(Dataset listings of figures)
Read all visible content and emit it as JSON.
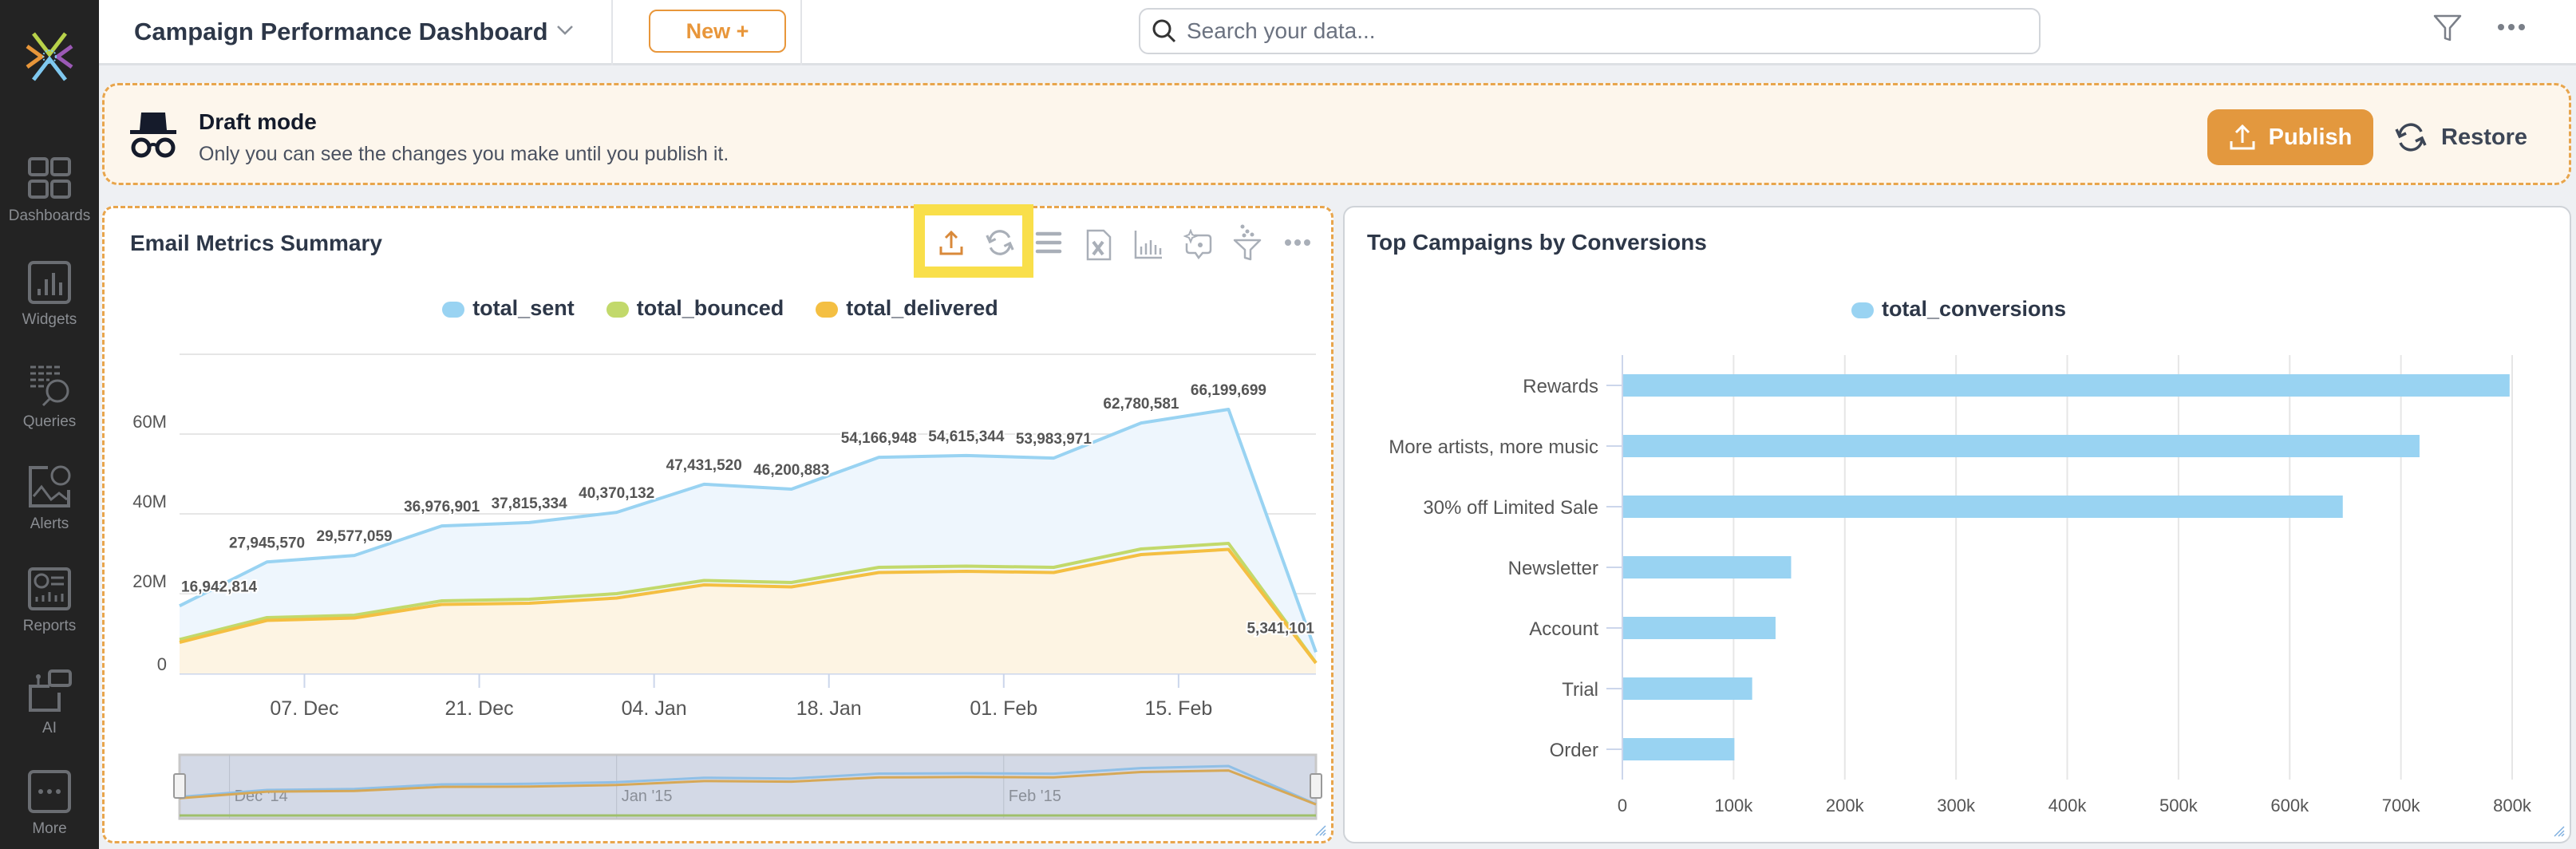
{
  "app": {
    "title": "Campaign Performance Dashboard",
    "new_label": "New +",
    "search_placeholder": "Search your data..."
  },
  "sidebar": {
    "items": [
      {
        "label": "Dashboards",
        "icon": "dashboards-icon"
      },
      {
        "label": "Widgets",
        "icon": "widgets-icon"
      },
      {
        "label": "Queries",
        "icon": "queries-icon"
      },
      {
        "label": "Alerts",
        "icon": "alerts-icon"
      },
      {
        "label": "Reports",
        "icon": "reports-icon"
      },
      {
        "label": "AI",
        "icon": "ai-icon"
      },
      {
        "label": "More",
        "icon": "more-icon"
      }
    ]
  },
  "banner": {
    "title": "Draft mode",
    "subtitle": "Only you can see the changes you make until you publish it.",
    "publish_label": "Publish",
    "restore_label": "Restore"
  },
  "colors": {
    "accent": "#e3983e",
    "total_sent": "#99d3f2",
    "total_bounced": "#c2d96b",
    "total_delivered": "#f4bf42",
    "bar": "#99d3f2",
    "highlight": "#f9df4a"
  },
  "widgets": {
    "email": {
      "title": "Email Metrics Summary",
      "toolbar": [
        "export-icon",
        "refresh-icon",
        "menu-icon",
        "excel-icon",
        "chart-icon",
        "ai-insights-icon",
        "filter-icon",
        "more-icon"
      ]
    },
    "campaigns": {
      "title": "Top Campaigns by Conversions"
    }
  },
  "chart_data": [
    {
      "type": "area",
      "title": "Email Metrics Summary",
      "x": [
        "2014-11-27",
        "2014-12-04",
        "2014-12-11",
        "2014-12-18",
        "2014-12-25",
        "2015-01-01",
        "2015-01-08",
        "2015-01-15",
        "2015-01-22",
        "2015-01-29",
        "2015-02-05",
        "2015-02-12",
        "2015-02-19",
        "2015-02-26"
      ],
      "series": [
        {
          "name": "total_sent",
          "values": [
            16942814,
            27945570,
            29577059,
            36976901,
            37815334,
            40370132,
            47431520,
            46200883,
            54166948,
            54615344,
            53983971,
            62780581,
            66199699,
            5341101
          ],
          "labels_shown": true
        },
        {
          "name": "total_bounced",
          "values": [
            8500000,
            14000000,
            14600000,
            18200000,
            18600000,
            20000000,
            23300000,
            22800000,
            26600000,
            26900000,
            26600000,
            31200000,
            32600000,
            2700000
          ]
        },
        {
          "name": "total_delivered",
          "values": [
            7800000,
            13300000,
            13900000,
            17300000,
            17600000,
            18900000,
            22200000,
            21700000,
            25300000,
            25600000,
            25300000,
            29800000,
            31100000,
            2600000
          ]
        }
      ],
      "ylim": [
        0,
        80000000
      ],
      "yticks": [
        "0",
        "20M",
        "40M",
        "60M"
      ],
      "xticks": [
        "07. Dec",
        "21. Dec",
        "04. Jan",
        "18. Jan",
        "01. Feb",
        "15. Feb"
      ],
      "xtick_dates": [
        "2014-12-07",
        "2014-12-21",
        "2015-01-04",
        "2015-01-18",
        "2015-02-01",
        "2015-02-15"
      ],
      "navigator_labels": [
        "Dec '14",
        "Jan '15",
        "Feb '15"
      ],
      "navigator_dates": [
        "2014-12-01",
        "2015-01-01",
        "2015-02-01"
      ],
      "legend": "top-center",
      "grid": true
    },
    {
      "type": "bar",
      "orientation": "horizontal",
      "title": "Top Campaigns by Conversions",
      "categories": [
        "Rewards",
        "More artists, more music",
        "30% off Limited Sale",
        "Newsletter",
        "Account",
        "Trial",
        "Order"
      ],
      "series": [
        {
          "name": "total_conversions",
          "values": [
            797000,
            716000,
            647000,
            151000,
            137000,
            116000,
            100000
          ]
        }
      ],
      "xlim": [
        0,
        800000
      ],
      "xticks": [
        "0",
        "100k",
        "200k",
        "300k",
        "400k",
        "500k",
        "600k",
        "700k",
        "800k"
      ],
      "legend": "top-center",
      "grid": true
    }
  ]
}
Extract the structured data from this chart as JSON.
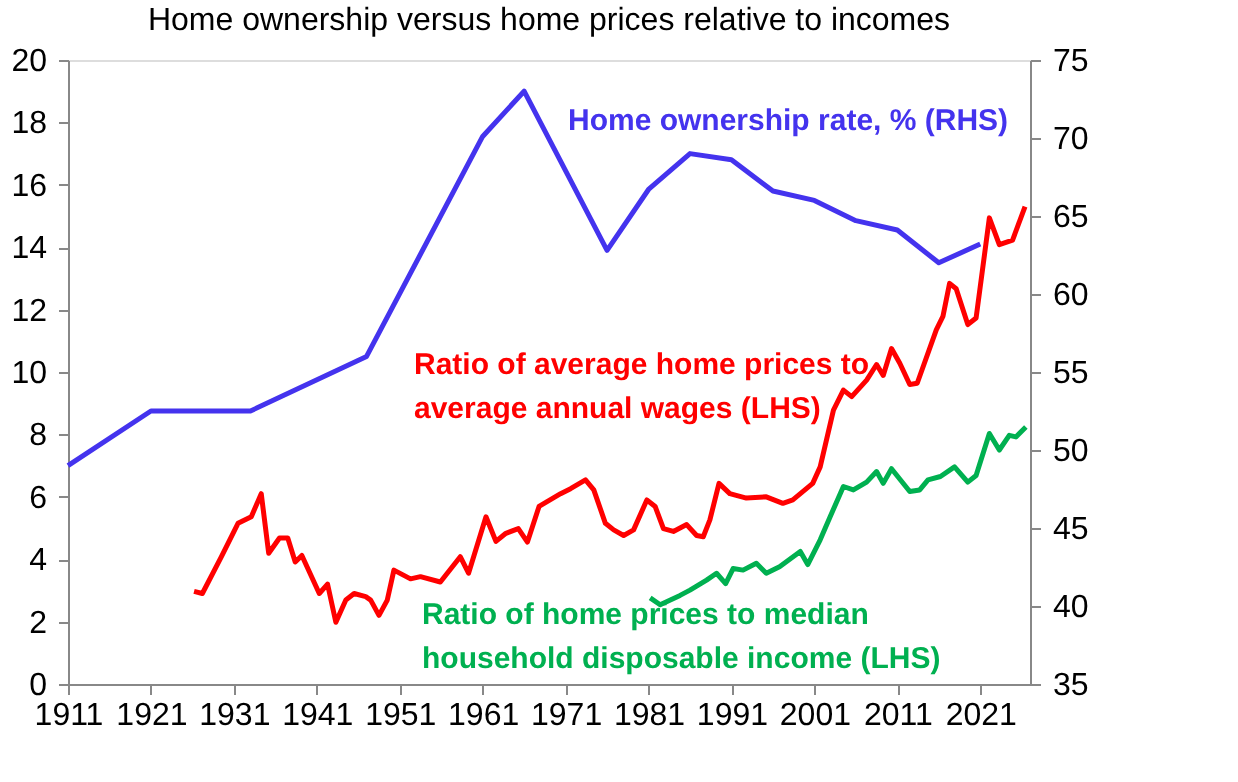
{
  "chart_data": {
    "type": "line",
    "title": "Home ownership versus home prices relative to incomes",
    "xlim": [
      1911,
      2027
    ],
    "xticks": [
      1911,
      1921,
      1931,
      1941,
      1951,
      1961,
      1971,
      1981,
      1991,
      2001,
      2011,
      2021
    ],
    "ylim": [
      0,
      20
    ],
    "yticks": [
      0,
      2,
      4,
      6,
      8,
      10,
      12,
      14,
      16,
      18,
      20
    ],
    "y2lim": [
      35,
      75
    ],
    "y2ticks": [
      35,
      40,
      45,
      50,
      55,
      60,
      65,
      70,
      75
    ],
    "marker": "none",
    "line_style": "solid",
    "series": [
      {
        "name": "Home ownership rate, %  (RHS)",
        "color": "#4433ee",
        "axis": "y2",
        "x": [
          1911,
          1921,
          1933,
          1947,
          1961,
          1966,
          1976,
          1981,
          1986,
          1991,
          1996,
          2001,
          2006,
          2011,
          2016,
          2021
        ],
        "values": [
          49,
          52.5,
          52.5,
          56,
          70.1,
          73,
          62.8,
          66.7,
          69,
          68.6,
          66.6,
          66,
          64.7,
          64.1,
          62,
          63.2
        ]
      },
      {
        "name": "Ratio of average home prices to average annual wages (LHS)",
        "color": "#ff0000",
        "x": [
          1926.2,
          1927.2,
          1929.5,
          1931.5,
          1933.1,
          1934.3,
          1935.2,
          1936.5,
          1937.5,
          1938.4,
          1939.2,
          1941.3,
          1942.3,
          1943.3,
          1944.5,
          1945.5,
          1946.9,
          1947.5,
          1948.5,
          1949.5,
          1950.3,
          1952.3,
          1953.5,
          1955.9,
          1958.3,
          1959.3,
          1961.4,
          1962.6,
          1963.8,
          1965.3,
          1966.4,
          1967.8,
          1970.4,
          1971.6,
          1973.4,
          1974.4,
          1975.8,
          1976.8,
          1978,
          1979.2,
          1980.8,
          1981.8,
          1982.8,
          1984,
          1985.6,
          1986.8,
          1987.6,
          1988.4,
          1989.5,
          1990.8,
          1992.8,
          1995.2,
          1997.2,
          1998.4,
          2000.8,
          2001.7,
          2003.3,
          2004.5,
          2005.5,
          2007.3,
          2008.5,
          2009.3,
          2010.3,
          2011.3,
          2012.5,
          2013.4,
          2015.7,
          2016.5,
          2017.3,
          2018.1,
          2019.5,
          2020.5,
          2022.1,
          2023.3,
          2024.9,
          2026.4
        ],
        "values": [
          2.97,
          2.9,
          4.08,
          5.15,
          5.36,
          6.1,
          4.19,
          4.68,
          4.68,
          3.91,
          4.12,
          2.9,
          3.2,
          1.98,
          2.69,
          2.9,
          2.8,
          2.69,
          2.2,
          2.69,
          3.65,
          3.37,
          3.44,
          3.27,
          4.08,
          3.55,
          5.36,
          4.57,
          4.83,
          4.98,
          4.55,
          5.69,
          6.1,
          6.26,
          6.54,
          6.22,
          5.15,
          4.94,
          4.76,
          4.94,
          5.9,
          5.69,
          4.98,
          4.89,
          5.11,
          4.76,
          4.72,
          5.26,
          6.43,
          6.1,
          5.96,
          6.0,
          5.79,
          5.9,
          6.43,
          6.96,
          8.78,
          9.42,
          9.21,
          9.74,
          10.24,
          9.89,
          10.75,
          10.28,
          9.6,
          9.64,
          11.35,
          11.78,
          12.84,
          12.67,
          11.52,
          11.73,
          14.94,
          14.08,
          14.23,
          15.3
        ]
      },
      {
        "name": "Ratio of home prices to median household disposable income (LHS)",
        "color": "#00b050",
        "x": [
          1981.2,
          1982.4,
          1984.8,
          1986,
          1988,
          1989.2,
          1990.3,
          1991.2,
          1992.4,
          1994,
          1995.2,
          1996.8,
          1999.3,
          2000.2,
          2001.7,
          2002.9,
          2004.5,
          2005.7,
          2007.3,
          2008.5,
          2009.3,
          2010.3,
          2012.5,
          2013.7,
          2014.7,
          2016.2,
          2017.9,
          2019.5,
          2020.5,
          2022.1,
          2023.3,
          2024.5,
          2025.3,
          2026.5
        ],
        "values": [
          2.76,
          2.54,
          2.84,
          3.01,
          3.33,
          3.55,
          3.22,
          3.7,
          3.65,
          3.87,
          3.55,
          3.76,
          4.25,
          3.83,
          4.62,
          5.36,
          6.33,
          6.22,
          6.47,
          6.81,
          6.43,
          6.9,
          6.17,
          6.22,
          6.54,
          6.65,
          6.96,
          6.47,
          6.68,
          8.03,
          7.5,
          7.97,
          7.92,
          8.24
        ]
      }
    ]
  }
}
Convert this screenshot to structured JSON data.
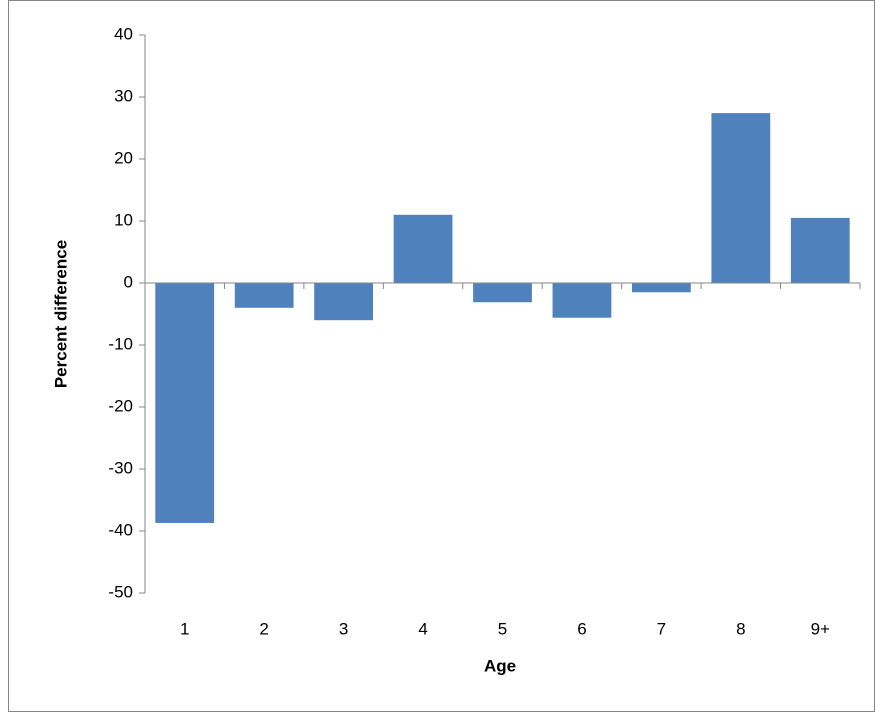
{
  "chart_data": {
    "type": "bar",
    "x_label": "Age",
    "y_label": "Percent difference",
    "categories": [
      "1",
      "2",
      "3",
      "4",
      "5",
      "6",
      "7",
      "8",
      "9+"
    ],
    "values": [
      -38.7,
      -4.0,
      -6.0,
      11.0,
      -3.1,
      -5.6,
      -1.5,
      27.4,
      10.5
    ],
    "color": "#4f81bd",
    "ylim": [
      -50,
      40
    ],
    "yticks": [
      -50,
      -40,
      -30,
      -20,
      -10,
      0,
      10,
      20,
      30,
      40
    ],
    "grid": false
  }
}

PROBLEM STATEMENT:
Output only the lines from the one that contains "Convert this screenshot" to the end of the entries above, both end lines included, and drop the pictures.

WRITTEN ANSWER:
Convert this screenshot to structured JSON data.
{
  "chart_data": {
    "type": "bar",
    "x_label": "Age",
    "y_label": "Percent difference",
    "categories": [
      "1",
      "2",
      "3",
      "4",
      "5",
      "6",
      "7",
      "8",
      "9+"
    ],
    "values": [
      -38.7,
      -4.0,
      -6.0,
      11.0,
      -3.1,
      -5.6,
      -1.5,
      27.4,
      10.5
    ],
    "color": "#4f81bd",
    "ylim": [
      -50,
      40
    ],
    "yticks": [
      -50,
      -40,
      -30,
      -20,
      -10,
      0,
      10,
      20,
      30,
      40
    ],
    "grid": false
  }
}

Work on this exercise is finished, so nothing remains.